Identify the lines holding "JSON" and copy them.

--- Start of Material for the task ---

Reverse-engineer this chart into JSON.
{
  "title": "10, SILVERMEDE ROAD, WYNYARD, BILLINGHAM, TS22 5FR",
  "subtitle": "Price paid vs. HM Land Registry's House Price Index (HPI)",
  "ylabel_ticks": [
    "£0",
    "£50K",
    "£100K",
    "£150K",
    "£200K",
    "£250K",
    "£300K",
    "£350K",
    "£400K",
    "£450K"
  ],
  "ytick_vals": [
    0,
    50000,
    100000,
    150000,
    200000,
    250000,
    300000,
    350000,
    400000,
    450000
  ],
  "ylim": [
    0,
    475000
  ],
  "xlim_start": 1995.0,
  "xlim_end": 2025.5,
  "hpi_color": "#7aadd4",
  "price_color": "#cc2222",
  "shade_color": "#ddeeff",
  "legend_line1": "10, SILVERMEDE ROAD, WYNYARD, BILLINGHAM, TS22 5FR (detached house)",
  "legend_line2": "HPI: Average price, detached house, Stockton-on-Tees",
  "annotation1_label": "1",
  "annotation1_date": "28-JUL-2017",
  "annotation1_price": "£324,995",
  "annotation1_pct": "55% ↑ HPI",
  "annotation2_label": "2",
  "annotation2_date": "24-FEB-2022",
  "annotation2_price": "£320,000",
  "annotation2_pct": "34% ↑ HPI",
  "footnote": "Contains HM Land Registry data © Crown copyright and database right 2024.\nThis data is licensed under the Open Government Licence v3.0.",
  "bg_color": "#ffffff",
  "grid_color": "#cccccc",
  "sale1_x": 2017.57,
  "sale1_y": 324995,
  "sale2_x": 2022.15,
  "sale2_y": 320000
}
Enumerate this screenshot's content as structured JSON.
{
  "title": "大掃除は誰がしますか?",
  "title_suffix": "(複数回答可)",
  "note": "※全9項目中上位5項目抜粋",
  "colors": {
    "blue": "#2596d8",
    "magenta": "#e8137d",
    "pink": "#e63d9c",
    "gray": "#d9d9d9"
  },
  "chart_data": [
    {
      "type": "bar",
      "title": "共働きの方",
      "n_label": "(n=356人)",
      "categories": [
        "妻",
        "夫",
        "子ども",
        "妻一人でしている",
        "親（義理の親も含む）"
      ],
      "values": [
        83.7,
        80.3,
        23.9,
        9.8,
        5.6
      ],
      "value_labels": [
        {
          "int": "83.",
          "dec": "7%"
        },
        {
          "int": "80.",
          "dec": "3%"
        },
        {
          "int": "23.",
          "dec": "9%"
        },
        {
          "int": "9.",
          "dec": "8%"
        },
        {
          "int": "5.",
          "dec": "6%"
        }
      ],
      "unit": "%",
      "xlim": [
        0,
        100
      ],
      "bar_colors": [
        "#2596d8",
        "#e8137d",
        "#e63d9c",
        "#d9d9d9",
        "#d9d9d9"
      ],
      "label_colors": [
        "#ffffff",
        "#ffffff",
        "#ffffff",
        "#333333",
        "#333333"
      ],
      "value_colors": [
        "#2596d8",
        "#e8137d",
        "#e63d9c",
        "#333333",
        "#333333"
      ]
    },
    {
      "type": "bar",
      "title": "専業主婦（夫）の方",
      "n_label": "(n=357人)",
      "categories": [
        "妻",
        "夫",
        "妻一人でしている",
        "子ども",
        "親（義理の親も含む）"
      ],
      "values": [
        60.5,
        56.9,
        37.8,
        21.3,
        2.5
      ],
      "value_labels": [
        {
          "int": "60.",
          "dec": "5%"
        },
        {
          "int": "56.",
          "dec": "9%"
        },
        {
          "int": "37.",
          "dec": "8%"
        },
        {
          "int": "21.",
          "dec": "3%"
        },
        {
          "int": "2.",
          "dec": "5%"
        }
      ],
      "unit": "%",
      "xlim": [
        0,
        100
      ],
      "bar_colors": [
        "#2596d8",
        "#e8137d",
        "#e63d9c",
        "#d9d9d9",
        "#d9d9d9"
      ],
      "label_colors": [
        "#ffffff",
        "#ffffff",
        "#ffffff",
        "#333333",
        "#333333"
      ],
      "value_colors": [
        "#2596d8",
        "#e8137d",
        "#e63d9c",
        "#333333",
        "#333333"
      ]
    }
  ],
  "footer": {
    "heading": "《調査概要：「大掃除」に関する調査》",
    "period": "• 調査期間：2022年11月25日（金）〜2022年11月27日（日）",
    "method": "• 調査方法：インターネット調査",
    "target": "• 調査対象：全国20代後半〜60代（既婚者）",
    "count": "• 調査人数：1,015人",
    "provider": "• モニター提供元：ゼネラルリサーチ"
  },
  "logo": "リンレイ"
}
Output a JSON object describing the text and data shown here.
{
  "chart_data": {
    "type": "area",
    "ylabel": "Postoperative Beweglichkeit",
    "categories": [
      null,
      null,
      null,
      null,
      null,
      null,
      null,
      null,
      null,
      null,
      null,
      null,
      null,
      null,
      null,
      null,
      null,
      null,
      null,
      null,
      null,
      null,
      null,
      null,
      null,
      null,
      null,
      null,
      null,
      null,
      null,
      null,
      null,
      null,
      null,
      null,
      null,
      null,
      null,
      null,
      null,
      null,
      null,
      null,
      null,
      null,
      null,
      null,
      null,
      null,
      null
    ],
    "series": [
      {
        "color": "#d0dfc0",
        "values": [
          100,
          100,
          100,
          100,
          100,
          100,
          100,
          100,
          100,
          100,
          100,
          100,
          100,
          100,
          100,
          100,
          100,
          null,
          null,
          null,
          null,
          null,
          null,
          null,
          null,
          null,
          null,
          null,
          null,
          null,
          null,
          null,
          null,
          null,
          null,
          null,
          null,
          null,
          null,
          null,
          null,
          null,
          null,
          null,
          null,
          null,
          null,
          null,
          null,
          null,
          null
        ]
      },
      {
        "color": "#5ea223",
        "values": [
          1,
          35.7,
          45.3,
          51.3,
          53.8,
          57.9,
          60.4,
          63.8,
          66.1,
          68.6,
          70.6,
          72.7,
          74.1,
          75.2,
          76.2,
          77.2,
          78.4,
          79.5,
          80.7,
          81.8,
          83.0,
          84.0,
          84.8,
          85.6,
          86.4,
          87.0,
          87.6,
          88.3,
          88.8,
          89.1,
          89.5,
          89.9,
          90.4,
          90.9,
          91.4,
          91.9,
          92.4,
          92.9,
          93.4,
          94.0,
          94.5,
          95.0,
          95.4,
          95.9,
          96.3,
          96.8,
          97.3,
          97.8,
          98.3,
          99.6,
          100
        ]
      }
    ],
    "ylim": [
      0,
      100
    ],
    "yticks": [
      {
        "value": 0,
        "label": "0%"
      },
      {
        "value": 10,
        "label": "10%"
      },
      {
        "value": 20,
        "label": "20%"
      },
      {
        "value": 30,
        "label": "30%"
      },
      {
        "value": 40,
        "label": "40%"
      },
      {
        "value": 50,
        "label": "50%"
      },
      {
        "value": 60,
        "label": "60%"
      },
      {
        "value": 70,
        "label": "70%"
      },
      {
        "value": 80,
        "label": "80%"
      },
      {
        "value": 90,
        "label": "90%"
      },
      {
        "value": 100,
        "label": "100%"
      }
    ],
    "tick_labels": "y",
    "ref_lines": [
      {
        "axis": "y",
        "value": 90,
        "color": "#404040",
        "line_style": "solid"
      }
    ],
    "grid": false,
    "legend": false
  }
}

--- End of Material for the task ---

• _Output_
Reverse-engineer this chart into JSON.
Enumerate this screenshot's content as structured JSON.
Output a JSON object describing the text and data shown here.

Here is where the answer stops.